## Task details
Show all lines holding the string "Powietrze".

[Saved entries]
____

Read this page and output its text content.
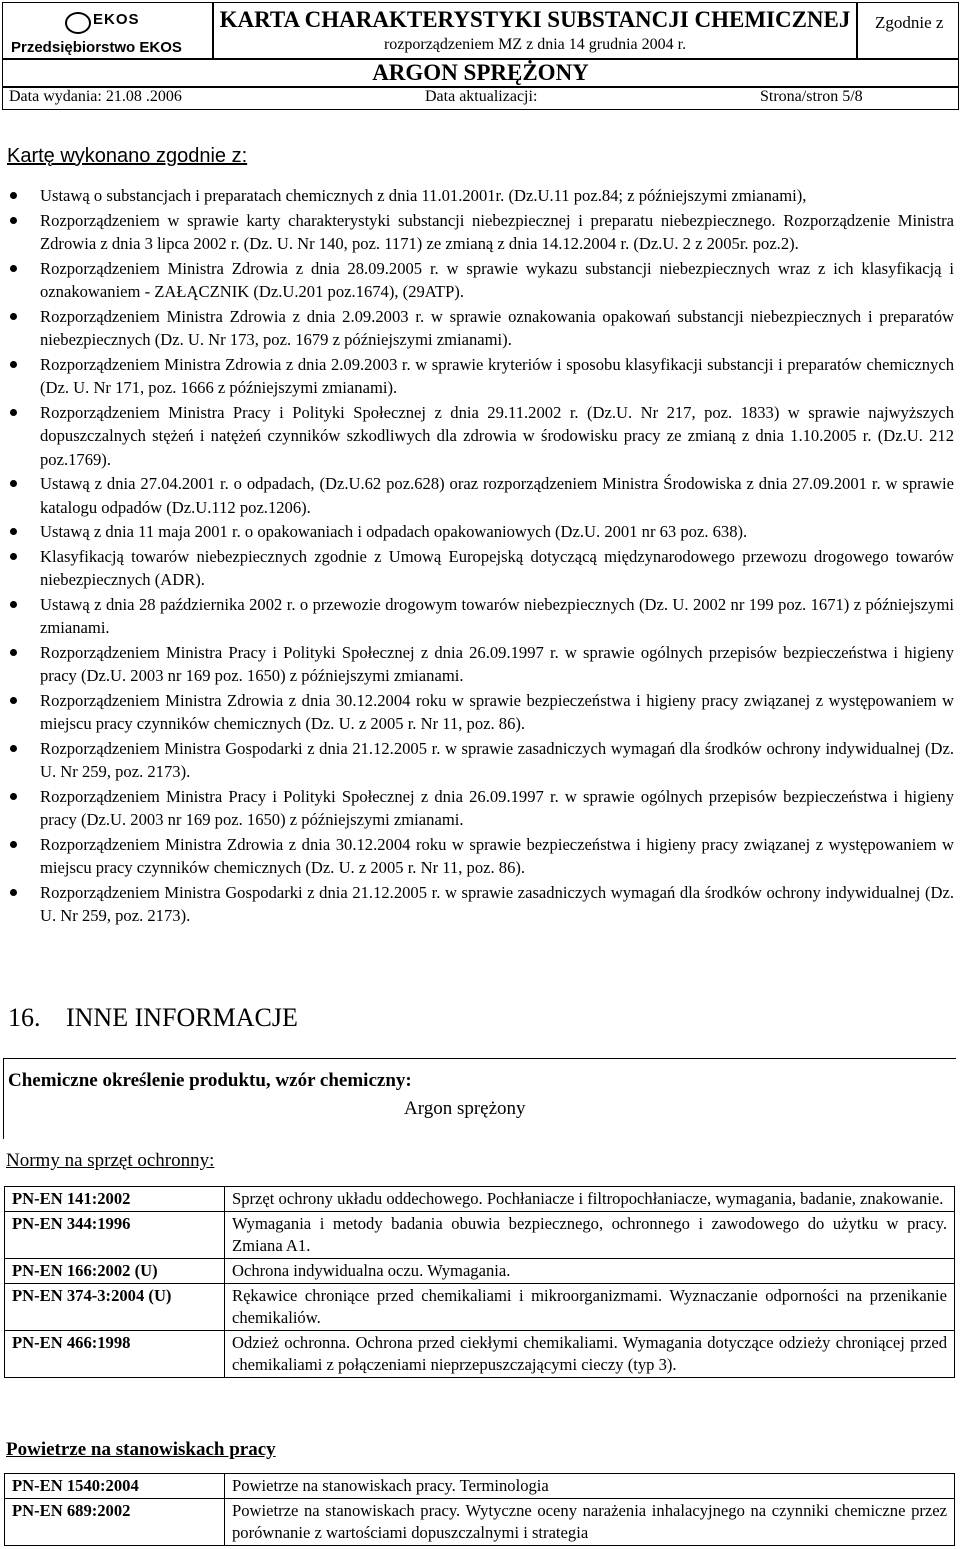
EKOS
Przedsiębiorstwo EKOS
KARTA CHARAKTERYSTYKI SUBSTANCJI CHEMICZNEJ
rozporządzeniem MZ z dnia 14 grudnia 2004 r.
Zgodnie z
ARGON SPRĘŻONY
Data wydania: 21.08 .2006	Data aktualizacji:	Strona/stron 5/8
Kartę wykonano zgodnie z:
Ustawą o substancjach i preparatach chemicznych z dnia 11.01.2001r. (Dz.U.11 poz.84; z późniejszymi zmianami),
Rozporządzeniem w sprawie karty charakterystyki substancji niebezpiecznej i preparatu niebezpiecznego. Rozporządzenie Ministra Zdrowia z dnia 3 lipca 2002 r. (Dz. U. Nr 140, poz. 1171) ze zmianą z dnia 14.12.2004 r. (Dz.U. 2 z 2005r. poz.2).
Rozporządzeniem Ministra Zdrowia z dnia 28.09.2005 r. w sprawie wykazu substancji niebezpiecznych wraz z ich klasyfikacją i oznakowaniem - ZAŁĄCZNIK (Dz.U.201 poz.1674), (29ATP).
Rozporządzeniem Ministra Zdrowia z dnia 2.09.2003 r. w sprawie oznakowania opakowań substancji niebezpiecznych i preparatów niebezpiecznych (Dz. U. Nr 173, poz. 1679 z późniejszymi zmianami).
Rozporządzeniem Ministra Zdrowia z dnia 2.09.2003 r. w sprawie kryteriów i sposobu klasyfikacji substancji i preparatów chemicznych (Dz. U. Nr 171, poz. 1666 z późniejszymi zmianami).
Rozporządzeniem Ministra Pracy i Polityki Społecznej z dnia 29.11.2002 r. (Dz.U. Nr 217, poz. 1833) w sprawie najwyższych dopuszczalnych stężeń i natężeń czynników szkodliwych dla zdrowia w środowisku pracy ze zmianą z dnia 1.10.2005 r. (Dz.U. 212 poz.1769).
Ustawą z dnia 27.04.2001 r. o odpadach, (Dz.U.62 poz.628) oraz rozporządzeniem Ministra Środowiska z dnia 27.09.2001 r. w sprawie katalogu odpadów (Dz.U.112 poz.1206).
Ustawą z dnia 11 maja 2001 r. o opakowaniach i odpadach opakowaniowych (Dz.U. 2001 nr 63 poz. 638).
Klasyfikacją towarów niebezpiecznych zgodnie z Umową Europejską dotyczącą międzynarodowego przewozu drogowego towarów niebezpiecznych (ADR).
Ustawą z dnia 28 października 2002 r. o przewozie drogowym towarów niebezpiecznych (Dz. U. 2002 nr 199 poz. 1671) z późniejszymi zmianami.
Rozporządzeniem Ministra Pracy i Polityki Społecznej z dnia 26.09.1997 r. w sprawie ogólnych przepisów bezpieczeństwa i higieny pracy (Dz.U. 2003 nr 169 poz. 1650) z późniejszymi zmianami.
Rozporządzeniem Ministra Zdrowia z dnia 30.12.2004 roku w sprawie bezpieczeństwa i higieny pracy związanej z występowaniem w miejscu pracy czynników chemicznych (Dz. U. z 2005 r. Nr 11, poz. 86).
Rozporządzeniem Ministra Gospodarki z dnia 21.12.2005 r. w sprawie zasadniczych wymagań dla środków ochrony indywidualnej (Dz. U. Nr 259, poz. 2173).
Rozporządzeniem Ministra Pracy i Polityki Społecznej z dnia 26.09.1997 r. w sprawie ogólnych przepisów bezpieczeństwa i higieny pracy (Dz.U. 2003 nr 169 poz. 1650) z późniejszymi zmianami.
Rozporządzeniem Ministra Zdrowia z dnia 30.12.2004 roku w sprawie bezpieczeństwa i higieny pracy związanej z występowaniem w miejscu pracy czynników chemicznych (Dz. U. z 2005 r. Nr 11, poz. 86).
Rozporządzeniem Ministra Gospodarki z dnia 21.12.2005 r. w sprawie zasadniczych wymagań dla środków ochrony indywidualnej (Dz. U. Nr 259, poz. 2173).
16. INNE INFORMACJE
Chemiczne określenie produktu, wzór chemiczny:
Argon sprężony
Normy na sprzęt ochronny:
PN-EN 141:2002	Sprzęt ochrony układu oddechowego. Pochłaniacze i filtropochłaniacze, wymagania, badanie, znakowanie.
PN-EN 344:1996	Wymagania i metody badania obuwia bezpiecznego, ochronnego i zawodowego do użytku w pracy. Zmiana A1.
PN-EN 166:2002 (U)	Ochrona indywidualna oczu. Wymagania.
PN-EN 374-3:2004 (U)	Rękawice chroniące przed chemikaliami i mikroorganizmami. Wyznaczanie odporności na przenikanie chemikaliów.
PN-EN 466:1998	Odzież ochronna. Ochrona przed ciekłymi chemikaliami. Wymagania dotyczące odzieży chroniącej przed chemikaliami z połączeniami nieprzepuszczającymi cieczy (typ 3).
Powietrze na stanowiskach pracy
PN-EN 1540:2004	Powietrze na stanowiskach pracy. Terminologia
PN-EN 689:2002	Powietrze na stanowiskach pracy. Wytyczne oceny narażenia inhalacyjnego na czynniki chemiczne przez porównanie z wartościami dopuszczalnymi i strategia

____

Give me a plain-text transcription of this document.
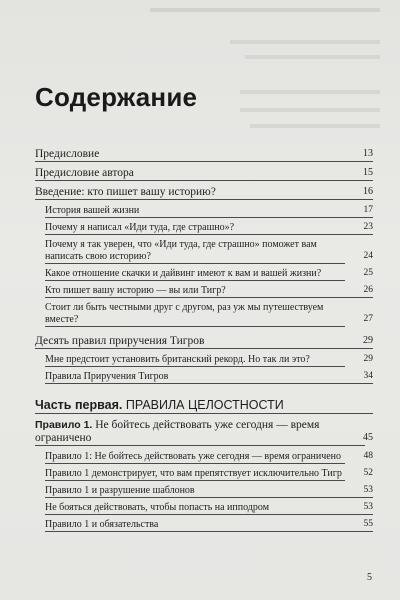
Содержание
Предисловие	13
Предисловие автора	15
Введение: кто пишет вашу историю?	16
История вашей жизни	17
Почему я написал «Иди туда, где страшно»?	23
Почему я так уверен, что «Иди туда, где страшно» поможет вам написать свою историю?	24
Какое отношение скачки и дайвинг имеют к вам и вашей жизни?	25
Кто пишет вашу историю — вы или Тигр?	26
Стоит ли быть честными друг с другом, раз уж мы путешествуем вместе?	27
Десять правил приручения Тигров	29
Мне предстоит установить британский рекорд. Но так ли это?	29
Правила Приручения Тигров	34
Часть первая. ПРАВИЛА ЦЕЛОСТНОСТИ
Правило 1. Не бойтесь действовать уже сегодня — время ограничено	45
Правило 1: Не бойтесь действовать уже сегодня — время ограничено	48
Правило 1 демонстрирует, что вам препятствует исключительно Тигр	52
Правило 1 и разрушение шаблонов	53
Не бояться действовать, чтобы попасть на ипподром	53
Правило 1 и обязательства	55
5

____

## Solution to this problem
Powietrze na stanowiskach pracy
PN-EN 1540:2004	Powietrze na stanowiskach pracy. Terminologia
PN-EN 689:2002	Powietrze na stanowiskach pracy. Wytyczne oceny narażenia inhalacyjnego na czynniki chemiczne przez porównanie z wartościami dopuszczalnymi i strategia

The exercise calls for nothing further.